**EXERCISE BRIEF:** Lines in the listing below that hold "grid" are the ones to copy.

**EXTRACTED MATERIAL:**
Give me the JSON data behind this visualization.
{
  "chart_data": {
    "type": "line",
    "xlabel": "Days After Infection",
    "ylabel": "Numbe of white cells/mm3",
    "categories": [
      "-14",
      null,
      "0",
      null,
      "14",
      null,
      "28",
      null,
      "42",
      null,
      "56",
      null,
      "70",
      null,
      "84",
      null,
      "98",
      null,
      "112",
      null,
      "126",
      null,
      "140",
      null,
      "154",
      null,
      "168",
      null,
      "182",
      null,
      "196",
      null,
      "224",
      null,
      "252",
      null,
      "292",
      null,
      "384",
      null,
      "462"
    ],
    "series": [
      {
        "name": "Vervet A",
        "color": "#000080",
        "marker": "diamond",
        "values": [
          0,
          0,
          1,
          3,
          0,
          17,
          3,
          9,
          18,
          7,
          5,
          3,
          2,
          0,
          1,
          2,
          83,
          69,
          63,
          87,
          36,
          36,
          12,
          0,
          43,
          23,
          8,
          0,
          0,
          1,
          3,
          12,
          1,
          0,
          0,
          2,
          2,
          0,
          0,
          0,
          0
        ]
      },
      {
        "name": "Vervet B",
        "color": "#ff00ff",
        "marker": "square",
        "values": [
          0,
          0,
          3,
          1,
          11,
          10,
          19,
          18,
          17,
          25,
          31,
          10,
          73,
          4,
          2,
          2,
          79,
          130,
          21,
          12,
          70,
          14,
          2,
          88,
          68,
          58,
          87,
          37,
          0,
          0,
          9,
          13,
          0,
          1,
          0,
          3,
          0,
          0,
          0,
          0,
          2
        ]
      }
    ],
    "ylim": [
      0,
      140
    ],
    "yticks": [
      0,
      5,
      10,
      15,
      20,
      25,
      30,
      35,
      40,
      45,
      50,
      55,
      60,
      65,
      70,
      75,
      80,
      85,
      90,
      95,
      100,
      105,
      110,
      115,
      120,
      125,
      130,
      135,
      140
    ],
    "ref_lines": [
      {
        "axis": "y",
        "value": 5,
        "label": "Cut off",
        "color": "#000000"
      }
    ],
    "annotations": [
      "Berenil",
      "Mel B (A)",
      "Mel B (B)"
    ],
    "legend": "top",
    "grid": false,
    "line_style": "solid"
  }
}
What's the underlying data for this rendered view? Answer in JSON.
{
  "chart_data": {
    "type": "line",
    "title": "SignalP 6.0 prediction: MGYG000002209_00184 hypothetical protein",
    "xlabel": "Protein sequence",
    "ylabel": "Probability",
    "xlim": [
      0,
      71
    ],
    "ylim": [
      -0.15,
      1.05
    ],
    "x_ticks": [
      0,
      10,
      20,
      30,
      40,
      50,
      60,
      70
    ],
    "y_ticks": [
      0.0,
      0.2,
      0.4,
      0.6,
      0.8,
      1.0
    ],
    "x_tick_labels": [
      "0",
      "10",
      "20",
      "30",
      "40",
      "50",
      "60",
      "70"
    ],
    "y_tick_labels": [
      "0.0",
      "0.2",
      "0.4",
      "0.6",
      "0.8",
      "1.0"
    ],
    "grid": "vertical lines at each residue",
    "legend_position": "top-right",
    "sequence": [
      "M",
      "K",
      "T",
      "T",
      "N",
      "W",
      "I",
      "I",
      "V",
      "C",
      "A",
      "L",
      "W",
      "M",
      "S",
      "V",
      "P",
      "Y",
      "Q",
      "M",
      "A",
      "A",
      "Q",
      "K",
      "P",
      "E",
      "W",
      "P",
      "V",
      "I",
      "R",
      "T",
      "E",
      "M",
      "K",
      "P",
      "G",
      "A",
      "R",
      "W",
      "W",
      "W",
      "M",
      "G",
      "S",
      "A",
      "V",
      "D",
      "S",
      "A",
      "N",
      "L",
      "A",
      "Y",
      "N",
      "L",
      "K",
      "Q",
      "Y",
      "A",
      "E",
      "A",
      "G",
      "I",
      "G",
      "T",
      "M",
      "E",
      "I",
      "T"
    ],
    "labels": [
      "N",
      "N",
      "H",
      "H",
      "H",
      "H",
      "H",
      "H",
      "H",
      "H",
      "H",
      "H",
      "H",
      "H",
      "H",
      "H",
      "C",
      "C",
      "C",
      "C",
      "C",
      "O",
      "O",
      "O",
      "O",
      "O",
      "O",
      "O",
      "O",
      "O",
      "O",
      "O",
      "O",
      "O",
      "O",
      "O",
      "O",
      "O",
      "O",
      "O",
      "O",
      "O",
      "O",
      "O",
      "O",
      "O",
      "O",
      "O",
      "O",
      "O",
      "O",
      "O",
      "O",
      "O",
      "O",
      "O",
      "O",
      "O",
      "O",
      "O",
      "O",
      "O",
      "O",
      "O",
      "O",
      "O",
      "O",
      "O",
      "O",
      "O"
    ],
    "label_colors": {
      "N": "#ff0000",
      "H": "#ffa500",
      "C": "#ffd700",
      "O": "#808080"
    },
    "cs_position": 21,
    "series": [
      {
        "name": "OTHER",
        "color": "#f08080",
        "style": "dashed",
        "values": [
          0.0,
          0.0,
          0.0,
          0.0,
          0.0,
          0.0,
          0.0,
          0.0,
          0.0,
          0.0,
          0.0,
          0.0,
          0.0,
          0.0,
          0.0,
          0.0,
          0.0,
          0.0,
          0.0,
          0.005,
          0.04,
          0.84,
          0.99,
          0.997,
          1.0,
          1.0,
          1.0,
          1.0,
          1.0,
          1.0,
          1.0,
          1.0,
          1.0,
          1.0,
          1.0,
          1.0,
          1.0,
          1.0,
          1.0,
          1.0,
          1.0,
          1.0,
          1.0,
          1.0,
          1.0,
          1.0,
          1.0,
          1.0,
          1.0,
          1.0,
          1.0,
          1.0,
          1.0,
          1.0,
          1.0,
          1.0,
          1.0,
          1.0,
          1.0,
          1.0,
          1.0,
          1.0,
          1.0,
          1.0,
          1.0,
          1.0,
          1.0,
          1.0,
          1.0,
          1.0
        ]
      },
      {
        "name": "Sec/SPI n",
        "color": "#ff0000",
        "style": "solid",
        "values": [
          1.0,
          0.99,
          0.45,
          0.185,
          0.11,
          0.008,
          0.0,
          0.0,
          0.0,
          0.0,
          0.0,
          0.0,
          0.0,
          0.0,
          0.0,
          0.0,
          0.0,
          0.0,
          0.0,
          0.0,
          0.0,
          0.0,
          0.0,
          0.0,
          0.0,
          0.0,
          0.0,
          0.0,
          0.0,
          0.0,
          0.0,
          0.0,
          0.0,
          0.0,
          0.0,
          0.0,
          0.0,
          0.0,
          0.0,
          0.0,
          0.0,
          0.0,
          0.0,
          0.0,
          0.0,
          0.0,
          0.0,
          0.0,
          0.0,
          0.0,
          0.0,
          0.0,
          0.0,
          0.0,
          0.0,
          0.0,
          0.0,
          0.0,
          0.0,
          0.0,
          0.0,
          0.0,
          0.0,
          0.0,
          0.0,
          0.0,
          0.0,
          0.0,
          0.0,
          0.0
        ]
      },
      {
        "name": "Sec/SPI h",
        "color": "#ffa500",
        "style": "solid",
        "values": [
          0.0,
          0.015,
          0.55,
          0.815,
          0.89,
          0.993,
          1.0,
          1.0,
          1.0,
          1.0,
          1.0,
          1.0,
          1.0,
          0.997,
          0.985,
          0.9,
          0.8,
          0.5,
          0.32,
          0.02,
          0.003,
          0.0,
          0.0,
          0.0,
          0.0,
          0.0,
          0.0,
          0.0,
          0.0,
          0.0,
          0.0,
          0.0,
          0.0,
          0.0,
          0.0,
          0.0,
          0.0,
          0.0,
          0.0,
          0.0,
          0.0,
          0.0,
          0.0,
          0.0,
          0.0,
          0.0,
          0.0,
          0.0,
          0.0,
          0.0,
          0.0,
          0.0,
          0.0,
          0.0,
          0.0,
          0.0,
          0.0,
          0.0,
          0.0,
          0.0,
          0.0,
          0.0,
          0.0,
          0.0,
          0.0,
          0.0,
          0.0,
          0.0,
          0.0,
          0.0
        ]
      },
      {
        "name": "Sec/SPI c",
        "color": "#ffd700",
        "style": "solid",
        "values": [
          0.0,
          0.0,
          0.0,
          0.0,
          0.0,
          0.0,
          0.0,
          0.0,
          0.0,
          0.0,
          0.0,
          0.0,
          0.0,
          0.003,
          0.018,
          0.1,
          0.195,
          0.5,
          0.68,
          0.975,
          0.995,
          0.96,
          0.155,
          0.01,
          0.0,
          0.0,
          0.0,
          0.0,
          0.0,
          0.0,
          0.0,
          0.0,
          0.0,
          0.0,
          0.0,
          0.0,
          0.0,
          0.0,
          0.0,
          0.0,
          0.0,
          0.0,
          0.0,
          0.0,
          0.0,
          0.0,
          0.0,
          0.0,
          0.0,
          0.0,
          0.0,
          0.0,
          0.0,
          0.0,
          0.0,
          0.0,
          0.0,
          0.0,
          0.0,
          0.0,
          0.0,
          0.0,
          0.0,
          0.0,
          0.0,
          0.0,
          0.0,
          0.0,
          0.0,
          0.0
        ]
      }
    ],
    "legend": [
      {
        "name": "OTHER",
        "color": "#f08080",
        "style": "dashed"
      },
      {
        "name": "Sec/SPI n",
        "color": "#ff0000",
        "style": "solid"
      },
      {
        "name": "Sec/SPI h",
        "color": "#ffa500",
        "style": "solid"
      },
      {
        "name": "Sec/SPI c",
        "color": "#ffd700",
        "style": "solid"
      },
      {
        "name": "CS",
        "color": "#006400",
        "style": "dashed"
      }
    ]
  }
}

**FINISHED EXERCISE:**
    "grid": false,
    "grid": "vertical lines at each residue",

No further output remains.